INSTRUCTIONS TO FOLLOW :: Pick out the lines below that contain the string "rằng" and copy them all.

Collected data entries:

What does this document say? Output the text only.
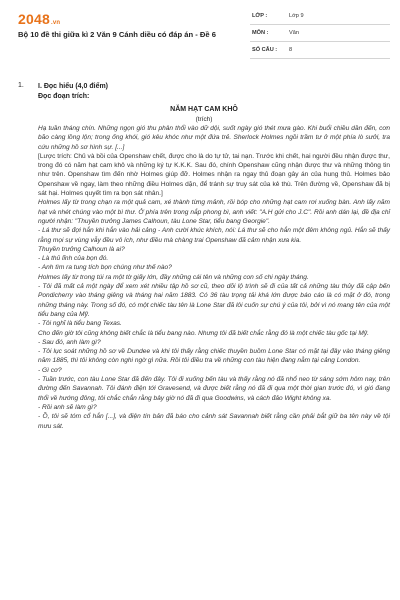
2048.vn
Bộ 10 đề thi giữa kì 2 Văn 9 Cánh diều có đáp án - Đề 6
LỚP :	Lớp 9
MÔN :	Văn
SỐ CÂU :	8
1. I. Đọc hiểu (4,0 điểm)
Đọc đoạn trích:
NĂM HẠT CAM KHÔ
(trích)

Hạ tuần tháng chín. Những ngọn gió thu phân thổi vào dữ dội, suốt ngày gió thét mưa gào. Khi buổi chiều dần đến, cơn bão càng lồng lộn; trong ống khói, gió kêu khóc như một đứa trẻ. Sherlock Holmes ngồi trầm tư ở một phía lò sưởi, tra cứu những hồ sơ hình sự. [...]

[Lược trích: Chủ và bồi của Openshaw chết, được cho là do tự tử, tai nạn. Trước khi chết, hai người đều nhận được thư, trong đó có năm hạt cam khô và những ký tự K.K.K. Sau đó, chính Openshaw cũng nhận được thư và những thông tin như trên. Openshaw tìm đến nhờ Holmes giúp đỡ. Holmes nhận ra ngay thủ đoạn gây án của hung thủ. Holmes bảo Openshaw về ngay, làm theo những điều Holmes dặn, để tránh sự truy sát của kẻ thù. Trên đường về, Openshaw đã bị sát hại. Holmes quyết tìm ra bọn sát nhân.]

Holmes lấy từ trong chạn ra một quả cam, xé thành từng mảnh, rồi bóp cho những hạt cam rơi xuống bàn. Anh lấy năm hạt và nhét chúng vào một bì thư. Ở phía trên trong nắp phong bì, anh viết: "A.H gửi cho J.C". Rồi anh dán lại, đề địa chỉ người nhận: "Thuyền trưởng James Calhoun, tàu Lone Star, tiểu bang Georgie".

- Lá thư sẽ đợi hắn khi hắn vào hải cảng - Anh cười khúc khích, nói: Lá thư sẽ cho hắn một đêm không ngủ. Hắn sẽ thấy rằng mọi sự vùng vẫy đều vô ích, như điều mà chàng trai Openshaw đã cảm nhận xưa kia.

Thuyền trưởng Calhoun là ai?

- Là thủ lĩnh của bọn đó.

- Anh tìm ra tung tích bọn chúng như thế nào?

Holmes lấy từ trong túi ra một tờ giấy lớn, đầy những cái tên và những con số chi ngày tháng.

- Tôi đã mất cả một ngày để xem xét nhiều tập hồ sơ cũ, theo dõi lộ trình sẽ đi của tất cả những tàu thủy đã cập bến Pondicherry vào tháng giêng và tháng hai năm 1883. Có 36 tàu trọng tải khá lớn được báo cáo là có mặt ở đó, trong những tháng này. Trong số đó, có một chiếc tàu tên là Lone Star đã lôi cuốn sự chú ý của tôi, bởi vì nó mang tên của một tiểu bang của Mỹ.

- Tôi nghĩ là tiểu bang Texas.

Cho đến giờ tôi cũng không biết chắc là tiểu bang nào. Nhưng tôi đã biết chắc rằng đó là một chiếc tàu gốc tại Mỹ.

- Sau đó, anh làm gì?

- Tôi lục soát những hồ sơ về Dundee và khi tôi thấy rằng chiếc thuyền buồm Lone Star có mặt tại đây vào tháng giêng năm 1885, thì tôi không còn nghi ngờ gì nữa. Rồi tôi điều tra về những con tàu hiện đang nằm tại cảng London.

- Gì cơ?

- Tuần trước, con tàu Lone Star đã đến đây. Tôi đi xuống bến tàu và thấy rằng nó đã nhổ neo từ sáng sớm hôm nay, trên đường đến Savannah. Tôi đánh điện tới Gravesend, và được biết rằng nó đã đi qua một thời gian trước đó, vì gió đang thổi về hướng đông, tôi chắc chắn rằng bây giờ nó đã đi qua Goodwins, và cách đảo Wight không xa.

- Rồi anh sẽ làm gì?

- Ồ, tôi sẽ tóm cổ hắn [...], và điện tín bản đã báo cho cảnh sát Savannah biết rằng cần phải bắt giữ ba tên này về tội mưu sát.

TASK OUTPUT ::
- Lá thư sẽ đợi hắn khi hắn vào hải cảng - Anh cười khúc khích, nói: Lá thư sẽ cho hắn một đêm không ngủ. Hắn sẽ thấy rằng mọi sự vùng vẫy đều vô ích, như điều mà chàng trai Openshaw đã cảm nhận xưa kia.
Cho đến giờ tôi cũng không biết chắc là tiểu bang nào. Nhưng tôi đã biết chắc rằng đó là một chiếc tàu gốc tại Mỹ.
- Tôi lục soát những hồ sơ về Dundee và khi tôi thấy rằng chiếc thuyền buồm Lone Star có mặt tại đây vào tháng giêng năm 1885, thì tôi không còn nghi ngờ gì nữa. Rồi tôi điều tra về những con tàu hiện đang nằm tại cảng London.
- Tuần trước, con tàu Lone Star đã đến đây. Tôi đi xuống bến tàu và thấy rằng nó đã nhổ neo từ sáng sớm hôm nay, trên đường đến Savannah. Tôi đánh điện tới Gravesend, và được biết rằng nó đã đi qua một thời gian trước đó, vì gió đang thổi về hướng đông, tôi chắc chắn rằng bây giờ nó đã đi qua Goodwins, và cách đảo Wight không xa.
- Ồ, tôi sẽ tóm cổ hắn [...], và điện tín bản đã báo cho cảnh sát Savannah biết rằng cần phải bắt giữ ba tên này về tội mưu sát.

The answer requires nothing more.